▸ To be done: Repeat all the records exactly, omitting pictures.

▸ Stored rows:

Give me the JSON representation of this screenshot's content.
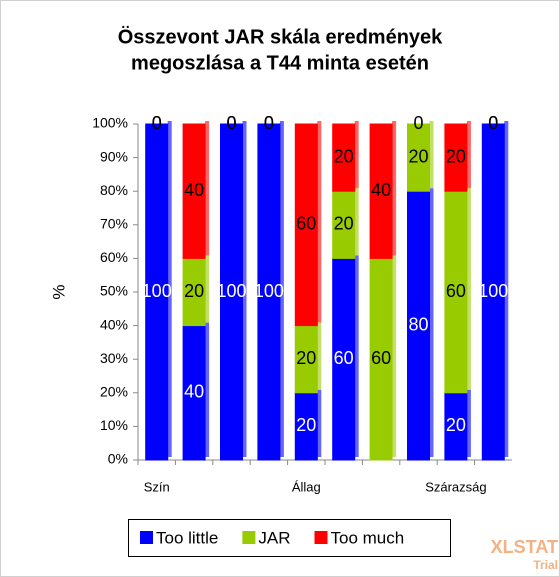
{
  "chart_data": {
    "type": "stacked-bar",
    "title": [
      "Összevont JAR skála eredmények",
      "megoszlása a T44 minta esetén"
    ],
    "y_label": "%",
    "categories": [
      "Szín",
      null,
      null,
      null,
      "Állag",
      null,
      null,
      null,
      "Szárazság",
      null
    ],
    "series": [
      {
        "name": "Too little",
        "color": "#0000ff",
        "values": [
          100,
          40,
          100,
          100,
          20,
          60,
          0,
          80,
          20,
          100
        ]
      },
      {
        "name": "JAR",
        "color": "#99cc00",
        "values": [
          0,
          20,
          0,
          0,
          20,
          20,
          60,
          20,
          60,
          0
        ]
      },
      {
        "name": "Too much",
        "color": "#ff0000",
        "values": [
          0,
          40,
          0,
          0,
          60,
          20,
          40,
          0,
          20,
          0
        ]
      }
    ],
    "ylim": [
      0,
      100
    ],
    "yticks": [
      {
        "value": 0,
        "label": "0%"
      },
      {
        "value": 10,
        "label": "10%"
      },
      {
        "value": 20,
        "label": "20%"
      },
      {
        "value": 30,
        "label": "30%"
      },
      {
        "value": 40,
        "label": "40%"
      },
      {
        "value": 50,
        "label": "50%"
      },
      {
        "value": 60,
        "label": "60%"
      },
      {
        "value": 70,
        "label": "70%"
      },
      {
        "value": 80,
        "label": "80%"
      },
      {
        "value": 90,
        "label": "90%"
      },
      {
        "value": 100,
        "label": "100%"
      }
    ],
    "watermark": [
      "XLSTAT",
      "Trial"
    ]
  }
}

▸ Answer for the task:
Give me the JSON representation of this screenshot's content.
{
  "chart_data": {
    "type": "stacked-bar",
    "title": [
      "Összevont JAR skála eredmények",
      "megoszlása a T44 minta esetén"
    ],
    "y_label": "%",
    "categories": [
      "Szín",
      null,
      null,
      null,
      "Állag",
      null,
      null,
      null,
      "Szárazság",
      null
    ],
    "series": [
      {
        "name": "Too little",
        "color": "#0000ff",
        "values": [
          100,
          40,
          100,
          100,
          20,
          60,
          0,
          80,
          20,
          100
        ]
      },
      {
        "name": "JAR",
        "color": "#99cc00",
        "values": [
          0,
          20,
          0,
          0,
          20,
          20,
          60,
          20,
          60,
          0
        ]
      },
      {
        "name": "Too much",
        "color": "#ff0000",
        "values": [
          0,
          40,
          0,
          0,
          60,
          20,
          40,
          0,
          20,
          0
        ]
      }
    ],
    "ylim": [
      0,
      100
    ],
    "yticks": [
      {
        "value": 0,
        "label": "0%"
      },
      {
        "value": 10,
        "label": "10%"
      },
      {
        "value": 20,
        "label": "20%"
      },
      {
        "value": 30,
        "label": "30%"
      },
      {
        "value": 40,
        "label": "40%"
      },
      {
        "value": 50,
        "label": "50%"
      },
      {
        "value": 60,
        "label": "60%"
      },
      {
        "value": 70,
        "label": "70%"
      },
      {
        "value": 80,
        "label": "80%"
      },
      {
        "value": 90,
        "label": "90%"
      },
      {
        "value": 100,
        "label": "100%"
      }
    ],
    "watermark": [
      "XLSTAT",
      "Trial"
    ]
  }
}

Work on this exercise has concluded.